Exercise description = Your task is to print every entry below exactly as given.
--*--
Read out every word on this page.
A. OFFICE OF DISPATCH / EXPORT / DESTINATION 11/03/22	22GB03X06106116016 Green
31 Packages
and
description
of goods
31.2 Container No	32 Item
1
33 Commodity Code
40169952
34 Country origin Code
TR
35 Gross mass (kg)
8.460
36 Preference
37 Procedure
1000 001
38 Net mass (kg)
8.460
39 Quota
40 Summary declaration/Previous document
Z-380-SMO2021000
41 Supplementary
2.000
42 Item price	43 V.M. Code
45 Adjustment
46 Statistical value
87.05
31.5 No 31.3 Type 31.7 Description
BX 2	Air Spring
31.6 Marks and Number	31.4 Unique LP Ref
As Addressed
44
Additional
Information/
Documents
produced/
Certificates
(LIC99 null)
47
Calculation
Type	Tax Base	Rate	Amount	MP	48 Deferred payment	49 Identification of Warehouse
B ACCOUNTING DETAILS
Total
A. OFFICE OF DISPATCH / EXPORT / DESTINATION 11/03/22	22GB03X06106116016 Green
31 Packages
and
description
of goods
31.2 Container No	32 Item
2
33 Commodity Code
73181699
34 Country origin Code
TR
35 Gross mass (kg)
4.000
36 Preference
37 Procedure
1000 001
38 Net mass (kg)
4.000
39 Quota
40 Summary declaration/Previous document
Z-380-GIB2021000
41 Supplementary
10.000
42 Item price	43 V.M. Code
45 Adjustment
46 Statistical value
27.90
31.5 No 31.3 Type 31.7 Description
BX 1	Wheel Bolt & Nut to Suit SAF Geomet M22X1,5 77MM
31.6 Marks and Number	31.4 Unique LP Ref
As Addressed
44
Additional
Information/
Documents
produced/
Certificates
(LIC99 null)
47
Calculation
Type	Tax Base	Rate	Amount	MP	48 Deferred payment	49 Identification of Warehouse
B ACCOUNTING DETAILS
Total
--*--
Response =
Read out every word on this page.
A. OFFICE OF DISPATCH / EXPORT / DESTINATION 11/03/22	22GB03X06106116016 Green
31 Packages
and
description
of goods
31.2 Container No	32 Item
1
33 Commodity Code
40169952
34 Country origin Code
TR
35 Gross mass (kg)
8.460
36 Preference
37 Procedure
1000 001
38 Net mass (kg)
8.460
39 Quota
40 Summary declaration/Previous document
Z-380-SMO2021000
41 Supplementary
2.000
42 Item price	43 V.M. Code
45 Adjustment
46 Statistical value
87.05
31.5 No 31.3 Type 31.7 Description
BX 2	Air Spring
31.6 Marks and Number	31.4 Unique LP Ref
As Addressed
44
Additional
Information/
Documents
produced/
Certificates
(LIC99 null)
47
Calculation
Type	Tax Base	Rate	Amount	MP	48 Deferred payment	49 Identification of Warehouse
B ACCOUNTING DETAILS
Total
A. OFFICE OF DISPATCH / EXPORT / DESTINATION 11/03/22	22GB03X06106116016 Green
31 Packages
and
description
of goods
31.2 Container No	32 Item
2
33 Commodity Code
73181699
34 Country origin Code
TR
35 Gross mass (kg)
4.000
36 Preference
37 Procedure
1000 001
38 Net mass (kg)
4.000
39 Quota
40 Summary declaration/Previous document
Z-380-GIB2021000
41 Supplementary
10.000
42 Item price	43 V.M. Code
45 Adjustment
46 Statistical value
27.90
31.5 No 31.3 Type 31.7 Description
BX 1	Wheel Bolt & Nut to Suit SAF Geomet M22X1,5 77MM
31.6 Marks and Number	31.4 Unique LP Ref
As Addressed
44
Additional
Information/
Documents
produced/
Certificates
(LIC99 null)
47
Calculation
Type	Tax Base	Rate	Amount	MP	48 Deferred payment	49 Identification of Warehouse
B ACCOUNTING DETAILS
Total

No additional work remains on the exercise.